— start Data excerpts —

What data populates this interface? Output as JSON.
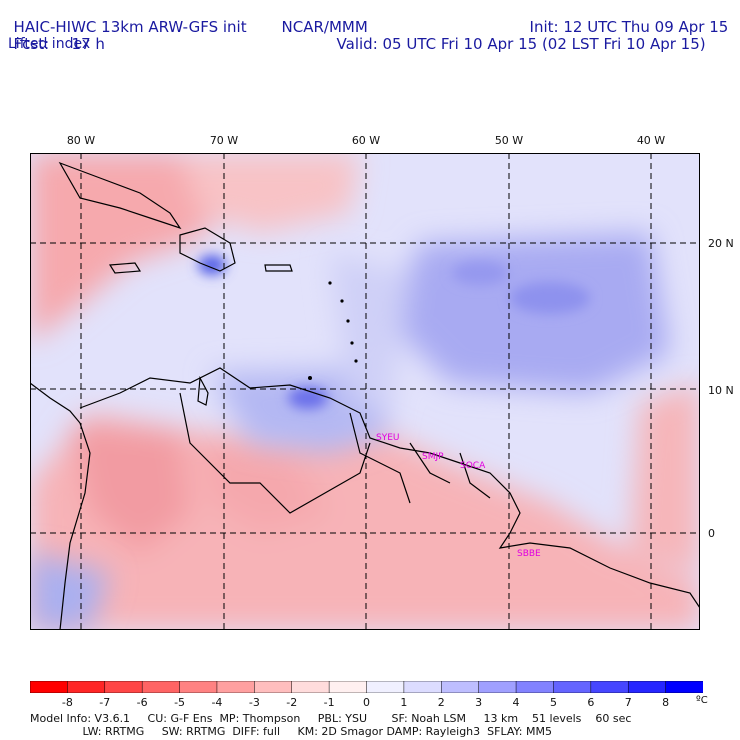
{
  "header": {
    "model": "HAIC-HIWC 13km ARW-GFS init",
    "org": "NCAR/MMM",
    "init": "Init: 12 UTC Thu 09 Apr 15",
    "fcst_label": "Fcst:",
    "fcst_value": "17 h",
    "valid": "Valid: 05 UTC Fri 10 Apr 15 (02 LST Fri 10 Apr 15)",
    "field": "Lifted index"
  },
  "map": {
    "lon_labels": [
      "80 W",
      "70 W",
      "60 W",
      "50 W",
      "40 W"
    ],
    "lat_labels": [
      "20 N",
      "10 N",
      "0"
    ],
    "stations": [
      "SYEU",
      "SMJP",
      "SOCA",
      "SBBE"
    ],
    "station_color": "#e000e0"
  },
  "colorbar": {
    "ticks": [
      "-8",
      "-7",
      "-6",
      "-5",
      "-4",
      "-3",
      "-2",
      "-1",
      "0",
      "1",
      "2",
      "3",
      "4",
      "5",
      "6",
      "7",
      "8"
    ],
    "unit": "ºC",
    "colors": [
      "#ff0000",
      "#ff2626",
      "#ff4646",
      "#ff6464",
      "#ff8282",
      "#ffa0a0",
      "#ffbebe",
      "#ffdcdc",
      "#fff0f0",
      "#f0f0ff",
      "#dcdcff",
      "#bebeff",
      "#a0a0ff",
      "#8282ff",
      "#6464ff",
      "#4646ff",
      "#2626ff",
      "#0000ff"
    ]
  },
  "footer": {
    "line1": "Model Info: V3.6.1     CU: G-F Ens  MP: Thompson     PBL: YSU       SF: Noah LSM     13 km    51 levels    60 sec",
    "line2": "               LW: RRTMG     SW: RRTMG  DIFF: full     KM: 2D Smagor DAMP: Rayleigh3  SFLAY: MM5"
  }
}
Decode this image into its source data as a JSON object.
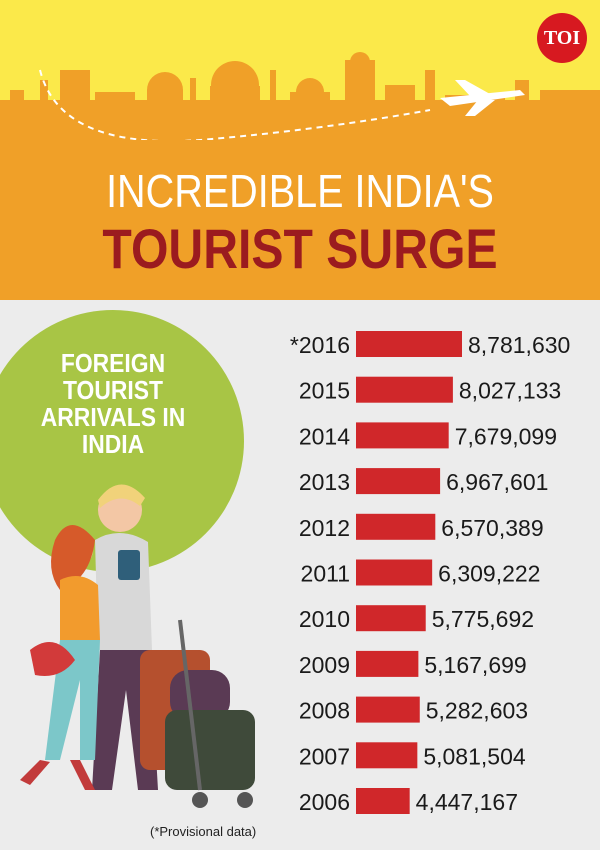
{
  "logo": "TOI",
  "title_line1": "INCREDIBLE INDIA'S",
  "title_line2": "TOURIST SURGE",
  "subtitle": "FOREIGN TOURIST ARRIVALS IN INDIA",
  "footnote": "(*Provisional data)",
  "colors": {
    "bar": "#d0272a",
    "header_yellow": "#fbe94a",
    "header_orange": "#f0a028",
    "title_red": "#9b1b1f",
    "circle_green": "#a8c545"
  },
  "chart_data": {
    "type": "bar",
    "orientation": "horizontal",
    "categories": [
      "*2016",
      "2015",
      "2014",
      "2013",
      "2012",
      "2011",
      "2010",
      "2009",
      "2008",
      "2007",
      "2006"
    ],
    "values": [
      8781630,
      8027133,
      7679099,
      6967601,
      6570389,
      6309222,
      5775692,
      5167699,
      5282603,
      5081504,
      4447167
    ],
    "value_labels": [
      "8,781,630",
      "8,027,133",
      "7,679,099",
      "6,967,601",
      "6,570,389",
      "6,309,222",
      "5,775,692",
      "5,167,699",
      "5,282,603",
      "5,081,504",
      "4,447,167"
    ],
    "title": "FOREIGN TOURIST ARRIVALS IN INDIA",
    "xlabel": "",
    "ylabel": ""
  }
}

— end Data excerpts —

### Work to complete:
Looking at the listing above, count the lines that contain "JSON" and give nothing but the number.

### Solution for this exercise:
2